Exercise
Give only a count of the lines that include the string "PREFEITURA".

Dataset entries
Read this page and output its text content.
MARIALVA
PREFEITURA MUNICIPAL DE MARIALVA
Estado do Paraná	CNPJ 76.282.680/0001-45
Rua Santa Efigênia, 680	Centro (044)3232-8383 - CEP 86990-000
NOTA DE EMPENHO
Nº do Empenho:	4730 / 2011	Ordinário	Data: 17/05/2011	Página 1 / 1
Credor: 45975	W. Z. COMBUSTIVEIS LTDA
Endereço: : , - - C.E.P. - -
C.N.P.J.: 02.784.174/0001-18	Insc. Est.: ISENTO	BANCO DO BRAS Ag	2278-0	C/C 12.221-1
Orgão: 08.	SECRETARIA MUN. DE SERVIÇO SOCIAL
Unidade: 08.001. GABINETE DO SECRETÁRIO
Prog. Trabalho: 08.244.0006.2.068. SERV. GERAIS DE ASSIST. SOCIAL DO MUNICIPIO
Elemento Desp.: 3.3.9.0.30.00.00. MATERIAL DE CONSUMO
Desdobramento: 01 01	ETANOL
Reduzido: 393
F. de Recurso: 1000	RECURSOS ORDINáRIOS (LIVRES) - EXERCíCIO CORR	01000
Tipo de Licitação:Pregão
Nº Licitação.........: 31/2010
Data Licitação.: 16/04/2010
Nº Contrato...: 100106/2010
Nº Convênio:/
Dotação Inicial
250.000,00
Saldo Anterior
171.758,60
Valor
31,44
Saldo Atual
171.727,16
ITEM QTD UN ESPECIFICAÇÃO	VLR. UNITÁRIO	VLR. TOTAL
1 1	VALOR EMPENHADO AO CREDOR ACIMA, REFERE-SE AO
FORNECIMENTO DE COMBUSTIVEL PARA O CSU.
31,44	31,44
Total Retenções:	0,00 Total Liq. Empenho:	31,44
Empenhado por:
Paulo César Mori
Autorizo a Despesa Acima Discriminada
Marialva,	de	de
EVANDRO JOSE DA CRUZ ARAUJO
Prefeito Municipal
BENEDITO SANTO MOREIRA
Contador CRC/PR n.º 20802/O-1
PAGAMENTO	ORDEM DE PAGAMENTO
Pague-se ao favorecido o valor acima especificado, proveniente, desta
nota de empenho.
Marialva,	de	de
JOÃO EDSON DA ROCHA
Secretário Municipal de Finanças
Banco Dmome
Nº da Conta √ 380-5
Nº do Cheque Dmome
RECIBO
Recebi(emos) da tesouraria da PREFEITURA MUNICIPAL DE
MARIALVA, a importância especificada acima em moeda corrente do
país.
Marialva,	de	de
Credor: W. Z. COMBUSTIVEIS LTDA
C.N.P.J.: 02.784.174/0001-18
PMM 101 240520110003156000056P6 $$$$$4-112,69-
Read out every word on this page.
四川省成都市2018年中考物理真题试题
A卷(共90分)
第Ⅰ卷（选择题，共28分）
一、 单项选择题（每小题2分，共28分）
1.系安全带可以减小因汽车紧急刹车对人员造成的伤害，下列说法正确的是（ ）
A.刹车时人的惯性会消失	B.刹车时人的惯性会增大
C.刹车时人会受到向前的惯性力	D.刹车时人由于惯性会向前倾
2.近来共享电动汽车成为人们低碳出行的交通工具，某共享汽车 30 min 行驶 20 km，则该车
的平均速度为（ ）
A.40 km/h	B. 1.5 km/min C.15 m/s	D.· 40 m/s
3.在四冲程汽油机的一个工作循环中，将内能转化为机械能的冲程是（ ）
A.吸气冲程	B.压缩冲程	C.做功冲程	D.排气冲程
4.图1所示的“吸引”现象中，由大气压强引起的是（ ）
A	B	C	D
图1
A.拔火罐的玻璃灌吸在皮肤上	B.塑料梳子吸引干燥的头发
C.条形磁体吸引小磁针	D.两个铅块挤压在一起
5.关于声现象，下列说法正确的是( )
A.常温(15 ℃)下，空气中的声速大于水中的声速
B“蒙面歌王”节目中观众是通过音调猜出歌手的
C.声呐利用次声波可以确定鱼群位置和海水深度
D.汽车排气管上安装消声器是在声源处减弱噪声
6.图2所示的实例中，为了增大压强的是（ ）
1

Correct result
2